WHAT NEEDS TO BE DONE: Print the full listing exactly.
--- Start RECORDS FOR THE TASK ---
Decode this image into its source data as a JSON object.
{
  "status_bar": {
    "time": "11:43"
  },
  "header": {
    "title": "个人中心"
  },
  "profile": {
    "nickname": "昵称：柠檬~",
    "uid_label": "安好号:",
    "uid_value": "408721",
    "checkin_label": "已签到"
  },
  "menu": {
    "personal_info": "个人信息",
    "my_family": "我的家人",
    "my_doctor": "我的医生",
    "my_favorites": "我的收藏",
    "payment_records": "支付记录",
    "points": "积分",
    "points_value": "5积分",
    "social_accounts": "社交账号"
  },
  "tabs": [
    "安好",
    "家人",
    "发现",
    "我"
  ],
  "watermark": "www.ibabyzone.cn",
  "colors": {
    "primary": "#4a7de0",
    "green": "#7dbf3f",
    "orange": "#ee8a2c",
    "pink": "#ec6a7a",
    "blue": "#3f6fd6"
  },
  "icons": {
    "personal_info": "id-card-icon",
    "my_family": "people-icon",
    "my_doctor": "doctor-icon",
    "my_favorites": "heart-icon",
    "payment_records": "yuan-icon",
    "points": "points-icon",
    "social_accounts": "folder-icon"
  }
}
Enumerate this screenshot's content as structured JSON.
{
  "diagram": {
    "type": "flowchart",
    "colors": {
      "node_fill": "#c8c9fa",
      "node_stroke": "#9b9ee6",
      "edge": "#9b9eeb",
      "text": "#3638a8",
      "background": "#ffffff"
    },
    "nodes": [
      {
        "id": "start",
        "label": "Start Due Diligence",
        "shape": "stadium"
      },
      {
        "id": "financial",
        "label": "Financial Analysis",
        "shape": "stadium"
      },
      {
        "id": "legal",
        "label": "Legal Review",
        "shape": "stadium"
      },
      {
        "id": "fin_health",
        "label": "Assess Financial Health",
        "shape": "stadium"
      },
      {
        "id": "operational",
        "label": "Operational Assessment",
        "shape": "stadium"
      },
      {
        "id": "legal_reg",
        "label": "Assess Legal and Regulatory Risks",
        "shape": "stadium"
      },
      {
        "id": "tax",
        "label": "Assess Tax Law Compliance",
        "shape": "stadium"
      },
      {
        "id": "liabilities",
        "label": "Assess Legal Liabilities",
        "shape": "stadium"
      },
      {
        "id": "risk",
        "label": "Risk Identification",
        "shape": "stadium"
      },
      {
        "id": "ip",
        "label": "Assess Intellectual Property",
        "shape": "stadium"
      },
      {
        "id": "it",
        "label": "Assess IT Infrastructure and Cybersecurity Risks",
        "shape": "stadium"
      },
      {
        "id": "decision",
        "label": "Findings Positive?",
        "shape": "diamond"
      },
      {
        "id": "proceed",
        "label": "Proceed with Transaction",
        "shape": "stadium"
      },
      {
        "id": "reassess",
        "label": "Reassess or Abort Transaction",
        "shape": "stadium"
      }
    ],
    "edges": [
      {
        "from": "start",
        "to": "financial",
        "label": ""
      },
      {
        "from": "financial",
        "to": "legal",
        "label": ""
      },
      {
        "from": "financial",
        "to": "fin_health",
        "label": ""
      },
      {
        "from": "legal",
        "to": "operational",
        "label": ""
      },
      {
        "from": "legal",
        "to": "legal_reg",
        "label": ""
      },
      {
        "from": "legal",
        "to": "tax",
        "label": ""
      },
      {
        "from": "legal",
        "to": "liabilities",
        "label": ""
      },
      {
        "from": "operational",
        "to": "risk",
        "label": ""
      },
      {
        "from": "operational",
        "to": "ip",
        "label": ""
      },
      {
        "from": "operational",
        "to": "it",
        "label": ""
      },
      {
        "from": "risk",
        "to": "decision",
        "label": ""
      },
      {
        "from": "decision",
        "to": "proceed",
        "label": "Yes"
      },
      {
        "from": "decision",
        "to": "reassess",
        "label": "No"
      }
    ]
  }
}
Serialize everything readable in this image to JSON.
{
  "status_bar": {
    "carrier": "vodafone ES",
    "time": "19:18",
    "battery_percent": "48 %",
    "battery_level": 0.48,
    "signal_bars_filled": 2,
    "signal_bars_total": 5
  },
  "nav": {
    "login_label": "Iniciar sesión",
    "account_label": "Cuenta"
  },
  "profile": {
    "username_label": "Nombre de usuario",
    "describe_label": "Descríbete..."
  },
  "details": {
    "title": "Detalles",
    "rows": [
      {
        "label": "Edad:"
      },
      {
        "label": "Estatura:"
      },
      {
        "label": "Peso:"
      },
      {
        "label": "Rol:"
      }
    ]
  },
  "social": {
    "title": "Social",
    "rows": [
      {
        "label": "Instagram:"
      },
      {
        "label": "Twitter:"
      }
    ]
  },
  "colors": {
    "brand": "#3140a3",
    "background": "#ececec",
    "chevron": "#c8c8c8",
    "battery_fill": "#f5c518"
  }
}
--- End RECORDS FOR THE TASK ---
CORRECT RESPONSE:
Decode this image into its source data as a JSON object.
{
  "status_bar": {
    "time": "11:43"
  },
  "header": {
    "title": "个人中心"
  },
  "profile": {
    "nickname": "昵称：柠檬~",
    "uid_label": "安好号:",
    "uid_value": "408721",
    "checkin_label": "已签到"
  },
  "menu": {
    "personal_info": "个人信息",
    "my_family": "我的家人",
    "my_doctor": "我的医生",
    "my_favorites": "我的收藏",
    "payment_records": "支付记录",
    "points": "积分",
    "points_value": "5积分",
    "social_accounts": "社交账号"
  },
  "tabs": [
    "安好",
    "家人",
    "发现",
    "我"
  ],
  "watermark": "www.ibabyzone.cn",
  "colors": {
    "primary": "#4a7de0",
    "green": "#7dbf3f",
    "orange": "#ee8a2c",
    "pink": "#ec6a7a",
    "blue": "#3f6fd6"
  },
  "icons": {
    "personal_info": "id-card-icon",
    "my_family": "people-icon",
    "my_doctor": "doctor-icon",
    "my_favorites": "heart-icon",
    "payment_records": "yuan-icon",
    "points": "points-icon",
    "social_accounts": "folder-icon"
  }
}
Enumerate this screenshot's content as structured JSON.
{
  "diagram": {
    "type": "flowchart",
    "colors": {
      "node_fill": "#c8c9fa",
      "node_stroke": "#9b9ee6",
      "edge": "#9b9eeb",
      "text": "#3638a8",
      "background": "#ffffff"
    },
    "nodes": [
      {
        "id": "start",
        "label": "Start Due Diligence",
        "shape": "stadium"
      },
      {
        "id": "financial",
        "label": "Financial Analysis",
        "shape": "stadium"
      },
      {
        "id": "legal",
        "label": "Legal Review",
        "shape": "stadium"
      },
      {
        "id": "fin_health",
        "label": "Assess Financial Health",
        "shape": "stadium"
      },
      {
        "id": "operational",
        "label": "Operational Assessment",
        "shape": "stadium"
      },
      {
        "id": "legal_reg",
        "label": "Assess Legal and Regulatory Risks",
        "shape": "stadium"
      },
      {
        "id": "tax",
        "label": "Assess Tax Law Compliance",
        "shape": "stadium"
      },
      {
        "id": "liabilities",
        "label": "Assess Legal Liabilities",
        "shape": "stadium"
      },
      {
        "id": "risk",
        "label": "Risk Identification",
        "shape": "stadium"
      },
      {
        "id": "ip",
        "label": "Assess Intellectual Property",
        "shape": "stadium"
      },
      {
        "id": "it",
        "label": "Assess IT Infrastructure and Cybersecurity Risks",
        "shape": "stadium"
      },
      {
        "id": "decision",
        "label": "Findings Positive?",
        "shape": "diamond"
      },
      {
        "id": "proceed",
        "label": "Proceed with Transaction",
        "shape": "stadium"
      },
      {
        "id": "reassess",
        "label": "Reassess or Abort Transaction",
        "shape": "stadium"
      }
    ],
    "edges": [
      {
        "from": "start",
        "to": "financial",
        "label": ""
      },
      {
        "from": "financial",
        "to": "legal",
        "label": ""
      },
      {
        "from": "financial",
        "to": "fin_health",
        "label": ""
      },
      {
        "from": "legal",
        "to": "operational",
        "label": ""
      },
      {
        "from": "legal",
        "to": "legal_reg",
        "label": ""
      },
      {
        "from": "legal",
        "to": "tax",
        "label": ""
      },
      {
        "from": "legal",
        "to": "liabilities",
        "label": ""
      },
      {
        "from": "operational",
        "to": "risk",
        "label": ""
      },
      {
        "from": "operational",
        "to": "ip",
        "label": ""
      },
      {
        "from": "operational",
        "to": "it",
        "label": ""
      },
      {
        "from": "risk",
        "to": "decision",
        "label": ""
      },
      {
        "from": "decision",
        "to": "proceed",
        "label": "Yes"
      },
      {
        "from": "decision",
        "to": "reassess",
        "label": "No"
      }
    ]
  }
}
Serialize everything readable in this image to JSON.
{
  "status_bar": {
    "carrier": "vodafone ES",
    "time": "19:18",
    "battery_percent": "48 %",
    "battery_level": 0.48,
    "signal_bars_filled": 2,
    "signal_bars_total": 5
  },
  "nav": {
    "login_label": "Iniciar sesión",
    "account_label": "Cuenta"
  },
  "profile": {
    "username_label": "Nombre de usuario",
    "describe_label": "Descríbete..."
  },
  "details": {
    "title": "Detalles",
    "rows": [
      {
        "label": "Edad:"
      },
      {
        "label": "Estatura:"
      },
      {
        "label": "Peso:"
      },
      {
        "label": "Rol:"
      }
    ]
  },
  "social": {
    "title": "Social",
    "rows": [
      {
        "label": "Instagram:"
      },
      {
        "label": "Twitter:"
      }
    ]
  },
  "colors": {
    "brand": "#3140a3",
    "background": "#ececec",
    "chevron": "#c8c8c8",
    "battery_fill": "#f5c518"
  }
}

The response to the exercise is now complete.